------ INPUT MATERIAL ------

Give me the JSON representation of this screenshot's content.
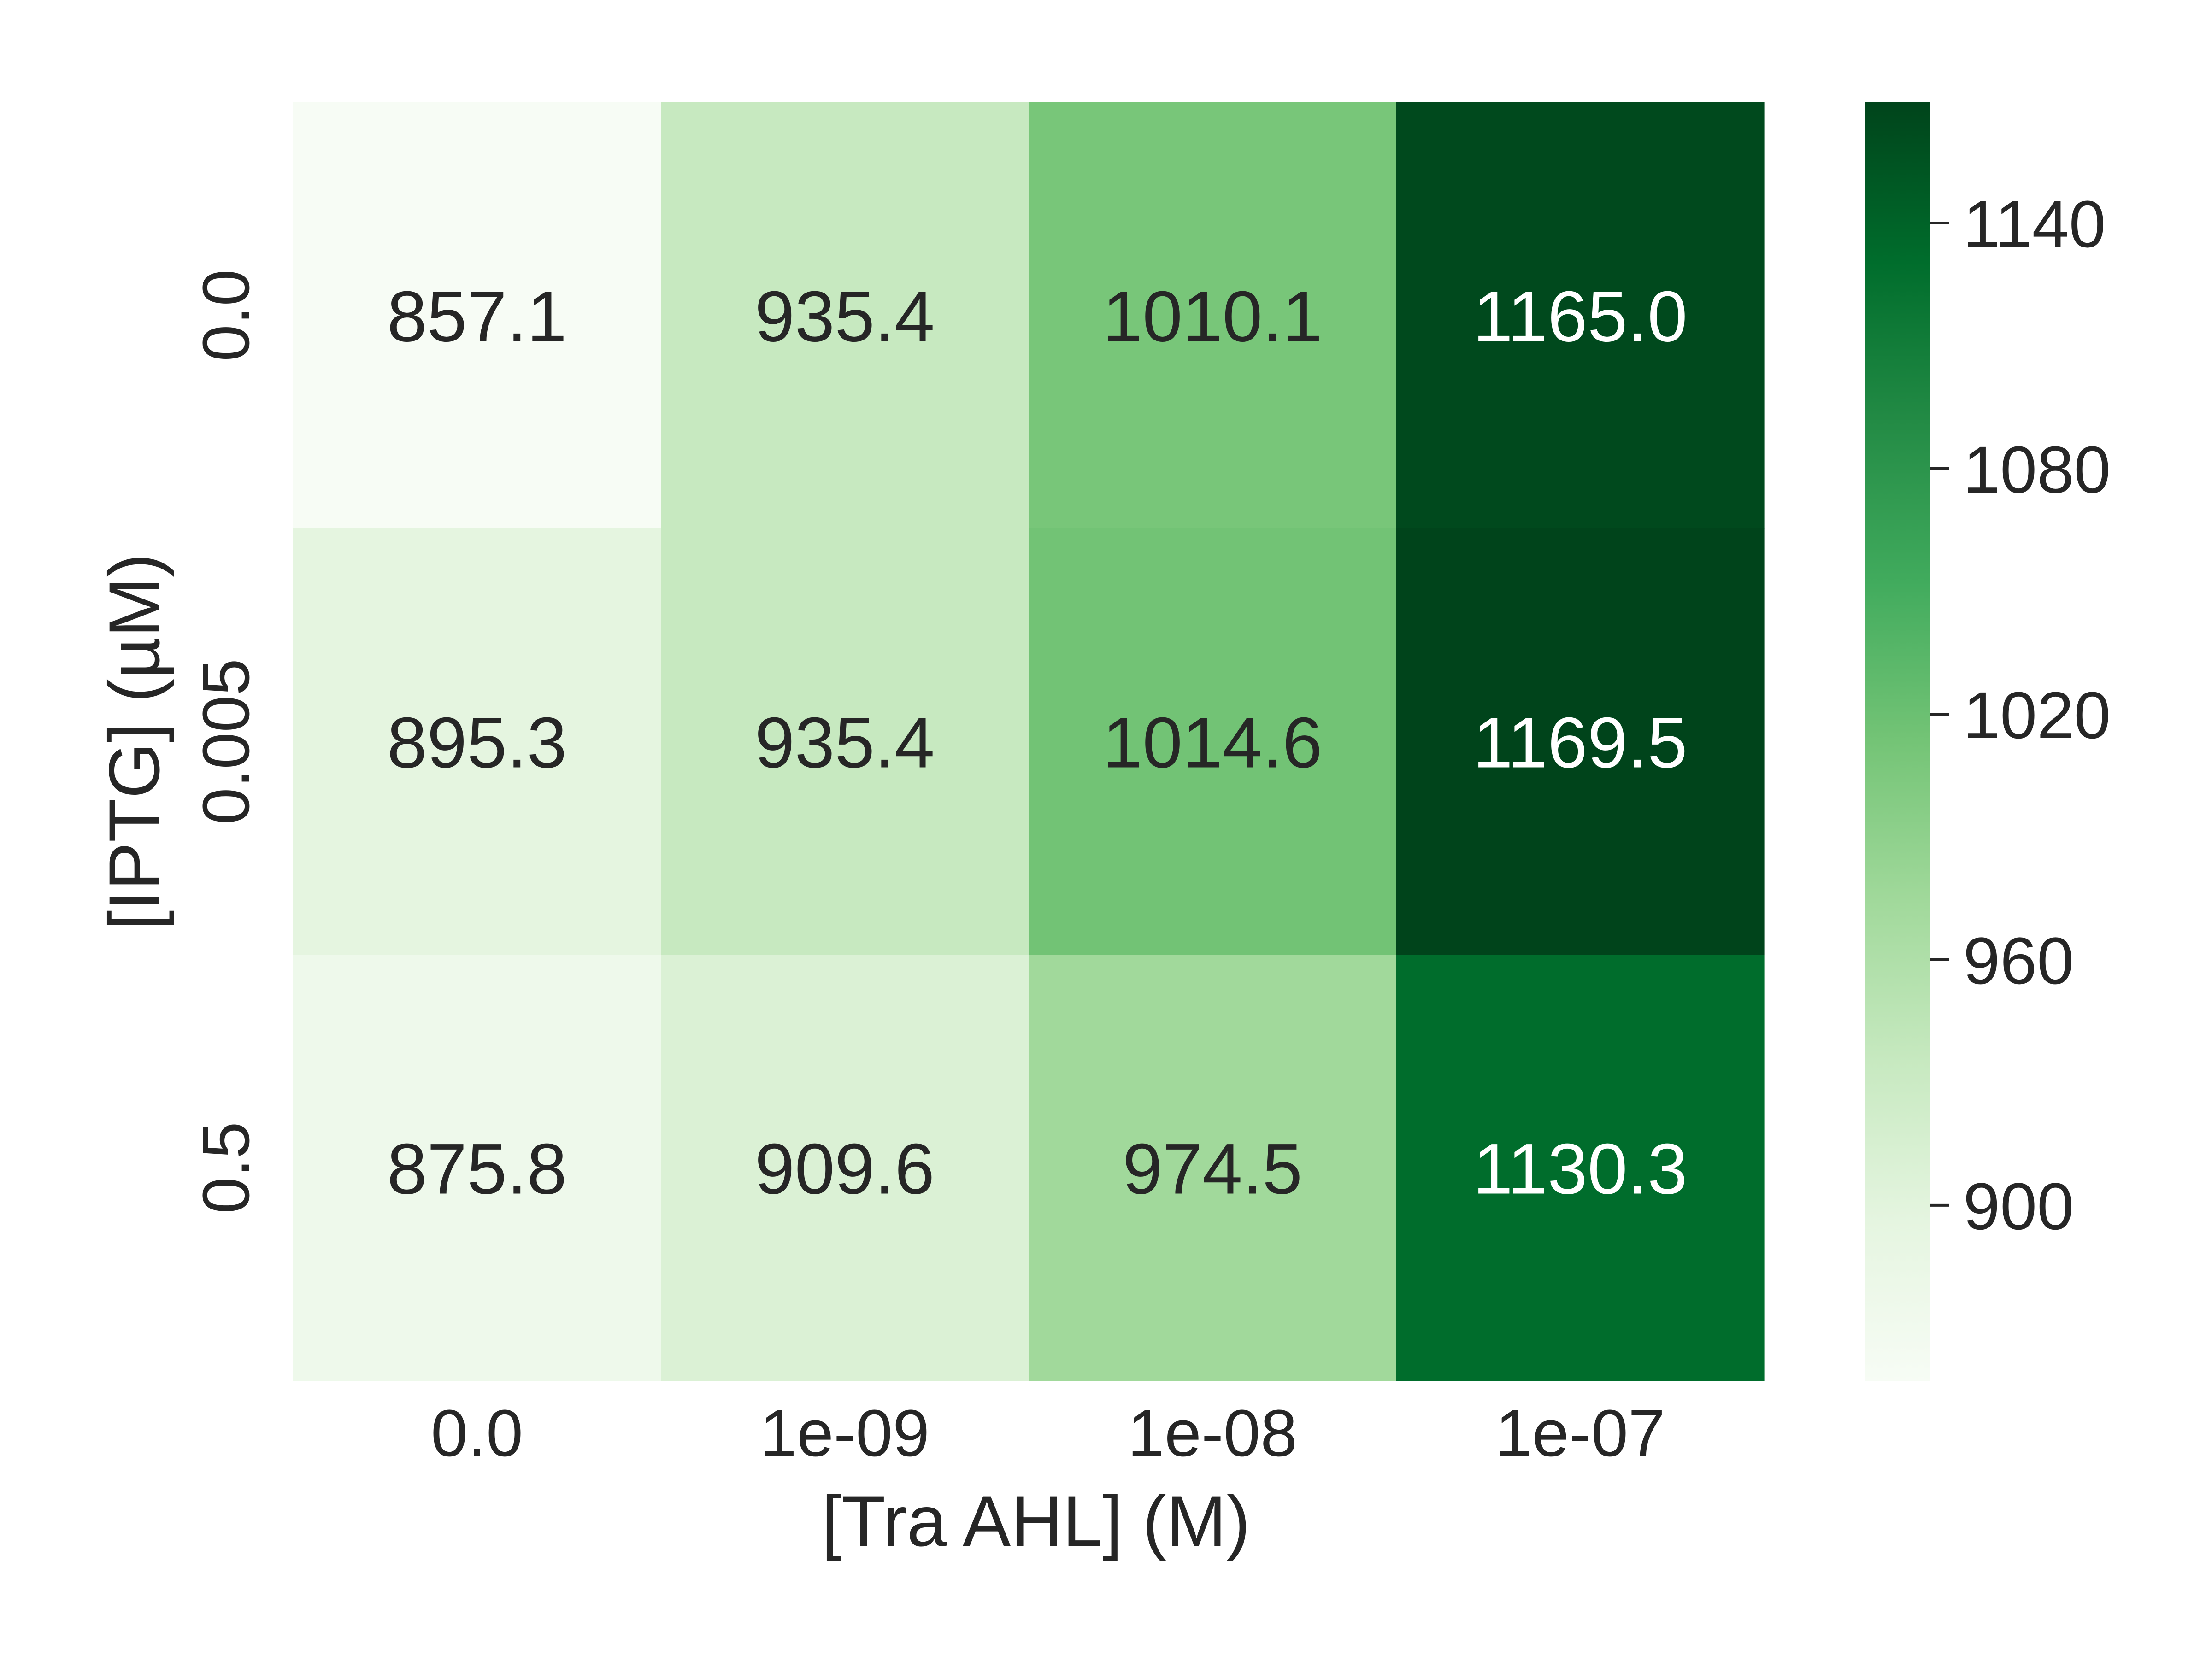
{
  "chart_data": {
    "type": "heatmap",
    "title": "",
    "xlabel": "[Tra AHL] (M)",
    "ylabel": "[IPTG] (µM)",
    "x_categories": [
      "0.0",
      "1e-09",
      "1e-08",
      "1e-07"
    ],
    "y_categories": [
      "0.0",
      "0.005",
      "0.5"
    ],
    "values": [
      [
        857.1,
        935.4,
        1010.1,
        1165.0
      ],
      [
        895.3,
        935.4,
        1014.6,
        1169.5
      ],
      [
        875.8,
        909.6,
        974.5,
        1130.3
      ]
    ],
    "value_format": "one decimal",
    "colormap": "Greens",
    "color_range": [
      857.1,
      1169.5
    ],
    "colorbar": {
      "ticks": [
        900,
        960,
        1020,
        1080,
        1140
      ],
      "tick_labels": [
        "900",
        "960",
        "1020",
        "1080",
        "1140"
      ]
    },
    "colors": {
      "low": "#f7fcf5",
      "high": "#00441b",
      "text_dark": "#262626",
      "text_light": "#ffffff"
    },
    "grid": false,
    "legend": "colorbar right"
  }
}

------

- YOUR TASK
Above are records to transcribe exactly; leave their pictures out.

- EXERCISE RESPONSE
Give me the JSON representation of this screenshot's content.
{
  "chart_data": {
    "type": "heatmap",
    "title": "",
    "xlabel": "[Tra AHL] (M)",
    "ylabel": "[IPTG] (µM)",
    "x_categories": [
      "0.0",
      "1e-09",
      "1e-08",
      "1e-07"
    ],
    "y_categories": [
      "0.0",
      "0.005",
      "0.5"
    ],
    "values": [
      [
        857.1,
        935.4,
        1010.1,
        1165.0
      ],
      [
        895.3,
        935.4,
        1014.6,
        1169.5
      ],
      [
        875.8,
        909.6,
        974.5,
        1130.3
      ]
    ],
    "value_format": "one decimal",
    "colormap": "Greens",
    "color_range": [
      857.1,
      1169.5
    ],
    "colorbar": {
      "ticks": [
        900,
        960,
        1020,
        1080,
        1140
      ],
      "tick_labels": [
        "900",
        "960",
        "1020",
        "1080",
        "1140"
      ]
    },
    "colors": {
      "low": "#f7fcf5",
      "high": "#00441b",
      "text_dark": "#262626",
      "text_light": "#ffffff"
    },
    "grid": false,
    "legend": "colorbar right"
  }
}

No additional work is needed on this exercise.